PROBLEM: Repeat the material exactly, leaving nothing out.
======== RECORD SET ========
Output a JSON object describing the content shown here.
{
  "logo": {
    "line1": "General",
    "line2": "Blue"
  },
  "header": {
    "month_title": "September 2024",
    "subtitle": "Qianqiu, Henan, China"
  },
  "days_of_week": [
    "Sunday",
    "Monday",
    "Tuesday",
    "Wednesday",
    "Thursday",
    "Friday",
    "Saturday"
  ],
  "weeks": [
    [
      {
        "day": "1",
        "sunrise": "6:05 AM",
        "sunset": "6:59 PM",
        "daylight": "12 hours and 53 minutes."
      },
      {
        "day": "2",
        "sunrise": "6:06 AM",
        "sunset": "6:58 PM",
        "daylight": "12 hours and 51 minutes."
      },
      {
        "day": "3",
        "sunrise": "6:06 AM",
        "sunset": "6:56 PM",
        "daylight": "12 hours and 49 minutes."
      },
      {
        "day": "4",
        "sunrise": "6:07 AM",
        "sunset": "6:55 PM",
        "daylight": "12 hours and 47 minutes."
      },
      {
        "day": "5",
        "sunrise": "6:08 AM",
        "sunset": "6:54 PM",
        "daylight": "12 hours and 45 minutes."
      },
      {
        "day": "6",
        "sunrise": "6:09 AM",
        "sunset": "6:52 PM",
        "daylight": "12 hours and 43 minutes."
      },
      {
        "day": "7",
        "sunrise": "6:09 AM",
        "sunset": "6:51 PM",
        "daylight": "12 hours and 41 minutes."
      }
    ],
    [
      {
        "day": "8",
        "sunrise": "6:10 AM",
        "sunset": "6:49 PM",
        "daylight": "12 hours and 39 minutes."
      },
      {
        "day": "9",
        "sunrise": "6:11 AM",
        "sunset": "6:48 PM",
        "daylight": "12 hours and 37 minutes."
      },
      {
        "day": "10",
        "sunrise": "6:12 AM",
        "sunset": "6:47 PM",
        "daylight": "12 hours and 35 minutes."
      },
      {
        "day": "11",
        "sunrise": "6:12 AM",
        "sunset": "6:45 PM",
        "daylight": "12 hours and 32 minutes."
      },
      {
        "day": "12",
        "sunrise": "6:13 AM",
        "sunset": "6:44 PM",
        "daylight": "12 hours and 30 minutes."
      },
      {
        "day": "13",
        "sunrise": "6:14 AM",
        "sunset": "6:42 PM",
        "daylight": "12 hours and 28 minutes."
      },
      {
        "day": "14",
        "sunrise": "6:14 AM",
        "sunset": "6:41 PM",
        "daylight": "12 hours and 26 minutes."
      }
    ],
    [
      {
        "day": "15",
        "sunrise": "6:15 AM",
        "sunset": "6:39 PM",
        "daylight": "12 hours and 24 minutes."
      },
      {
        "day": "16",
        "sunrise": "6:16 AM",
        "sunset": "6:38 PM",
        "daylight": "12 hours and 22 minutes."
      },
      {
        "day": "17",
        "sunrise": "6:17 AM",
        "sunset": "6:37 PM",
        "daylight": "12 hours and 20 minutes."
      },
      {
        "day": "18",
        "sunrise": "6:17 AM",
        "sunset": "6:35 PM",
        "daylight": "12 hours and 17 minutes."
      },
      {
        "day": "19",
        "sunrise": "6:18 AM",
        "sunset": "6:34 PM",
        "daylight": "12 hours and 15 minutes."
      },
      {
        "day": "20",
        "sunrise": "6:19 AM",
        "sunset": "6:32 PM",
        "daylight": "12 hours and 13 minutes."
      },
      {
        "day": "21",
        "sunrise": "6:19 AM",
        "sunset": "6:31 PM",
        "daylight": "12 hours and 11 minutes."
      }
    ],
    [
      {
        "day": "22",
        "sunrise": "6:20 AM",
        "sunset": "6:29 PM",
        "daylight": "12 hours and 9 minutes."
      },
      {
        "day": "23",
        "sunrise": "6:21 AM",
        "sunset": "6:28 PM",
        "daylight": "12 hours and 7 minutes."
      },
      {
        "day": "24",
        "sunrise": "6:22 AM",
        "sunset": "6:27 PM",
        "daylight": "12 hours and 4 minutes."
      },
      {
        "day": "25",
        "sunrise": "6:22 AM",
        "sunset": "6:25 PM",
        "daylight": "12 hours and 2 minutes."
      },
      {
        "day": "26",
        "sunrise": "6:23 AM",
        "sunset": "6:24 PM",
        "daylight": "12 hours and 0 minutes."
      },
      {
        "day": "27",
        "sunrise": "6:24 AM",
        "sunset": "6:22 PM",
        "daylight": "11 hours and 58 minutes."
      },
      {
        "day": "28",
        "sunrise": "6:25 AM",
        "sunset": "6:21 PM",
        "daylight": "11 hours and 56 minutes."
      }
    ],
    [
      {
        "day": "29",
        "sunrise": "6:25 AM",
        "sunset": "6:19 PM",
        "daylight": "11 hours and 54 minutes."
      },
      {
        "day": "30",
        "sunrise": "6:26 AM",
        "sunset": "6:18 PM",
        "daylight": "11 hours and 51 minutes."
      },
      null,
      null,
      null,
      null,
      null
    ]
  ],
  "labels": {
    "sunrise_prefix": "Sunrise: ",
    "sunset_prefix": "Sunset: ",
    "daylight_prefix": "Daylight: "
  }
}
========
SOLUTION TO THIS EXERCISE:
Output a JSON object describing the content shown here.
{
  "logo": {
    "line1": "General",
    "line2": "Blue"
  },
  "header": {
    "month_title": "September 2024",
    "subtitle": "Qianqiu, Henan, China"
  },
  "days_of_week": [
    "Sunday",
    "Monday",
    "Tuesday",
    "Wednesday",
    "Thursday",
    "Friday",
    "Saturday"
  ],
  "weeks": [
    [
      {
        "day": "1",
        "sunrise": "6:05 AM",
        "sunset": "6:59 PM",
        "daylight": "12 hours and 53 minutes."
      },
      {
        "day": "2",
        "sunrise": "6:06 AM",
        "sunset": "6:58 PM",
        "daylight": "12 hours and 51 minutes."
      },
      {
        "day": "3",
        "sunrise": "6:06 AM",
        "sunset": "6:56 PM",
        "daylight": "12 hours and 49 minutes."
      },
      {
        "day": "4",
        "sunrise": "6:07 AM",
        "sunset": "6:55 PM",
        "daylight": "12 hours and 47 minutes."
      },
      {
        "day": "5",
        "sunrise": "6:08 AM",
        "sunset": "6:54 PM",
        "daylight": "12 hours and 45 minutes."
      },
      {
        "day": "6",
        "sunrise": "6:09 AM",
        "sunset": "6:52 PM",
        "daylight": "12 hours and 43 minutes."
      },
      {
        "day": "7",
        "sunrise": "6:09 AM",
        "sunset": "6:51 PM",
        "daylight": "12 hours and 41 minutes."
      }
    ],
    [
      {
        "day": "8",
        "sunrise": "6:10 AM",
        "sunset": "6:49 PM",
        "daylight": "12 hours and 39 minutes."
      },
      {
        "day": "9",
        "sunrise": "6:11 AM",
        "sunset": "6:48 PM",
        "daylight": "12 hours and 37 minutes."
      },
      {
        "day": "10",
        "sunrise": "6:12 AM",
        "sunset": "6:47 PM",
        "daylight": "12 hours and 35 minutes."
      },
      {
        "day": "11",
        "sunrise": "6:12 AM",
        "sunset": "6:45 PM",
        "daylight": "12 hours and 32 minutes."
      },
      {
        "day": "12",
        "sunrise": "6:13 AM",
        "sunset": "6:44 PM",
        "daylight": "12 hours and 30 minutes."
      },
      {
        "day": "13",
        "sunrise": "6:14 AM",
        "sunset": "6:42 PM",
        "daylight": "12 hours and 28 minutes."
      },
      {
        "day": "14",
        "sunrise": "6:14 AM",
        "sunset": "6:41 PM",
        "daylight": "12 hours and 26 minutes."
      }
    ],
    [
      {
        "day": "15",
        "sunrise": "6:15 AM",
        "sunset": "6:39 PM",
        "daylight": "12 hours and 24 minutes."
      },
      {
        "day": "16",
        "sunrise": "6:16 AM",
        "sunset": "6:38 PM",
        "daylight": "12 hours and 22 minutes."
      },
      {
        "day": "17",
        "sunrise": "6:17 AM",
        "sunset": "6:37 PM",
        "daylight": "12 hours and 20 minutes."
      },
      {
        "day": "18",
        "sunrise": "6:17 AM",
        "sunset": "6:35 PM",
        "daylight": "12 hours and 17 minutes."
      },
      {
        "day": "19",
        "sunrise": "6:18 AM",
        "sunset": "6:34 PM",
        "daylight": "12 hours and 15 minutes."
      },
      {
        "day": "20",
        "sunrise": "6:19 AM",
        "sunset": "6:32 PM",
        "daylight": "12 hours and 13 minutes."
      },
      {
        "day": "21",
        "sunrise": "6:19 AM",
        "sunset": "6:31 PM",
        "daylight": "12 hours and 11 minutes."
      }
    ],
    [
      {
        "day": "22",
        "sunrise": "6:20 AM",
        "sunset": "6:29 PM",
        "daylight": "12 hours and 9 minutes."
      },
      {
        "day": "23",
        "sunrise": "6:21 AM",
        "sunset": "6:28 PM",
        "daylight": "12 hours and 7 minutes."
      },
      {
        "day": "24",
        "sunrise": "6:22 AM",
        "sunset": "6:27 PM",
        "daylight": "12 hours and 4 minutes."
      },
      {
        "day": "25",
        "sunrise": "6:22 AM",
        "sunset": "6:25 PM",
        "daylight": "12 hours and 2 minutes."
      },
      {
        "day": "26",
        "sunrise": "6:23 AM",
        "sunset": "6:24 PM",
        "daylight": "12 hours and 0 minutes."
      },
      {
        "day": "27",
        "sunrise": "6:24 AM",
        "sunset": "6:22 PM",
        "daylight": "11 hours and 58 minutes."
      },
      {
        "day": "28",
        "sunrise": "6:25 AM",
        "sunset": "6:21 PM",
        "daylight": "11 hours and 56 minutes."
      }
    ],
    [
      {
        "day": "29",
        "sunrise": "6:25 AM",
        "sunset": "6:19 PM",
        "daylight": "11 hours and 54 minutes."
      },
      {
        "day": "30",
        "sunrise": "6:26 AM",
        "sunset": "6:18 PM",
        "daylight": "11 hours and 51 minutes."
      },
      null,
      null,
      null,
      null,
      null
    ]
  ],
  "labels": {
    "sunrise_prefix": "Sunrise: ",
    "sunset_prefix": "Sunset: ",
    "daylight_prefix": "Daylight: "
  }
}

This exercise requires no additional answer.